Records follow. Select each line holding "skills".

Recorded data

--*--

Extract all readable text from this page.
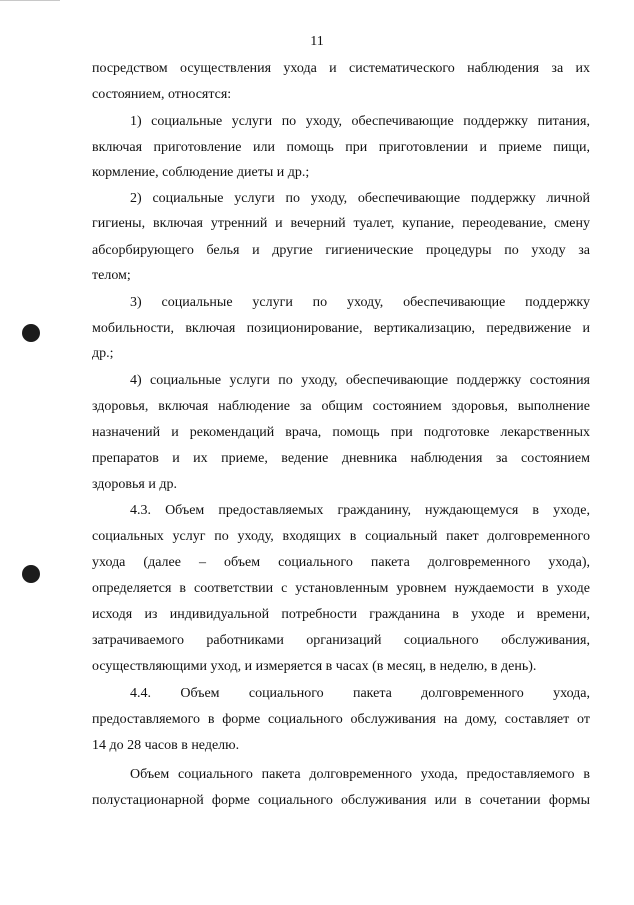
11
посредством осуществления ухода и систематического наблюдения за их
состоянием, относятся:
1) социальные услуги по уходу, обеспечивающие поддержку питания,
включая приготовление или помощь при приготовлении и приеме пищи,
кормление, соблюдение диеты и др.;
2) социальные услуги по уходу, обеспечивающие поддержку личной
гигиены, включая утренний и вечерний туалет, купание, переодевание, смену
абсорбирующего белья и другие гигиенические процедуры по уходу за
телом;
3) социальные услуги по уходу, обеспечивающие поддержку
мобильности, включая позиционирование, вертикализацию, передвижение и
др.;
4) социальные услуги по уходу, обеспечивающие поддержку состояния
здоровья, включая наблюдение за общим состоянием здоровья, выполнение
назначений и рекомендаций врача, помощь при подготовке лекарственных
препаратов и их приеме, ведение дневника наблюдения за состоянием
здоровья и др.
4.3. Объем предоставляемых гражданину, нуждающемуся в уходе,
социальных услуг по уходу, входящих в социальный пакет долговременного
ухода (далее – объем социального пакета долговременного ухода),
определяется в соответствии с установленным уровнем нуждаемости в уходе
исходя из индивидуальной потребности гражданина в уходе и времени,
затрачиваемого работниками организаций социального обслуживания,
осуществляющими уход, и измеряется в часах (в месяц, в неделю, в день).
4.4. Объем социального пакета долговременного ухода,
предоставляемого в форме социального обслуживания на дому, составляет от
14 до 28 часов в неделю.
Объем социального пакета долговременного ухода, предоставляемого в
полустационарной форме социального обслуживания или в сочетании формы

--*--

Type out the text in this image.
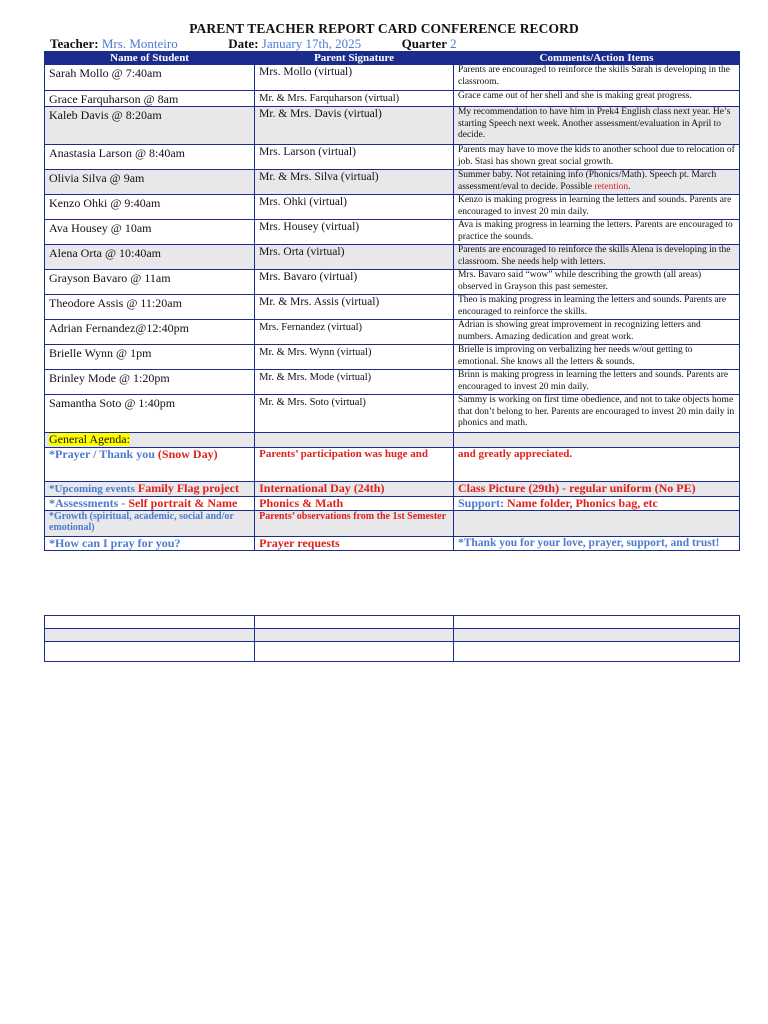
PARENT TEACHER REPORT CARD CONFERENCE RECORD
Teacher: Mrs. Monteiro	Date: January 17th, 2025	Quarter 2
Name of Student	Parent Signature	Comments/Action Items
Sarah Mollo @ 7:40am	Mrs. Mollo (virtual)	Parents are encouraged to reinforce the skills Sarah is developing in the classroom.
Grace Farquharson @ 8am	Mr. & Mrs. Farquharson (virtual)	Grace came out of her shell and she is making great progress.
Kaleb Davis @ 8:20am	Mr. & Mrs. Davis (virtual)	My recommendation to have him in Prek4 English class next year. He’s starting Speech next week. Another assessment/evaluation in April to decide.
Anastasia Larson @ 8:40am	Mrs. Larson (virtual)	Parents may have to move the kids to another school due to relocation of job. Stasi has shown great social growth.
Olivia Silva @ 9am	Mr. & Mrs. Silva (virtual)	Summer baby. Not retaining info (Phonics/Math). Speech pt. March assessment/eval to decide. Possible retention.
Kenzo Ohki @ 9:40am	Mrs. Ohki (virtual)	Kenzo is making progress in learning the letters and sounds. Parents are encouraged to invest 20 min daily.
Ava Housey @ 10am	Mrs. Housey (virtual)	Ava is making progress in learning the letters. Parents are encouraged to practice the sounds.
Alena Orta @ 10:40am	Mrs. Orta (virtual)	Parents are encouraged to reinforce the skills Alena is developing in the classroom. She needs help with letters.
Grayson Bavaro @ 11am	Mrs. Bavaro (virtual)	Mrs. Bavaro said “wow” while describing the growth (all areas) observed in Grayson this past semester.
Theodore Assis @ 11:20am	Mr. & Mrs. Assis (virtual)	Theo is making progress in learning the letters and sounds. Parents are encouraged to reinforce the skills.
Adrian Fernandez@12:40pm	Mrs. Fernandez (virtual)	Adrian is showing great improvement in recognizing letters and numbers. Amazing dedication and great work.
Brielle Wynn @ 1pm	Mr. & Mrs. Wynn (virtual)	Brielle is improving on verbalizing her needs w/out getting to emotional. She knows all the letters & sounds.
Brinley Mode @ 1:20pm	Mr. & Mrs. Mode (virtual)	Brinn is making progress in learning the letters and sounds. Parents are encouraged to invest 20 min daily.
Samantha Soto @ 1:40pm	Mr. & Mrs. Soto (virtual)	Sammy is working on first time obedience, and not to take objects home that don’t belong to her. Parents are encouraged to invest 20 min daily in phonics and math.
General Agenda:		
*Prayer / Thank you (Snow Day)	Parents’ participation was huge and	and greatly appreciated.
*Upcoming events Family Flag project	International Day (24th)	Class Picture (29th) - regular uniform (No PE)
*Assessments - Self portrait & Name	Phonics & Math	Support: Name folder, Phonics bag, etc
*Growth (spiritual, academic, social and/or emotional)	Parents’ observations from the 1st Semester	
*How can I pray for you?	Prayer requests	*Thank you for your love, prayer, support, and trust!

--*--

Task solution
Sarah Mollo @ 7:40am	Mrs. Mollo (virtual)	Parents are encouraged to reinforce the skills Sarah is developing in the classroom.
Alena Orta @ 10:40am	Mrs. Orta (virtual)	Parents are encouraged to reinforce the skills Alena is developing in the classroom. She needs help with letters.
Theodore Assis @ 11:20am	Mr. & Mrs. Assis (virtual)	Theo is making progress in learning the letters and sounds. Parents are encouraged to reinforce the skills.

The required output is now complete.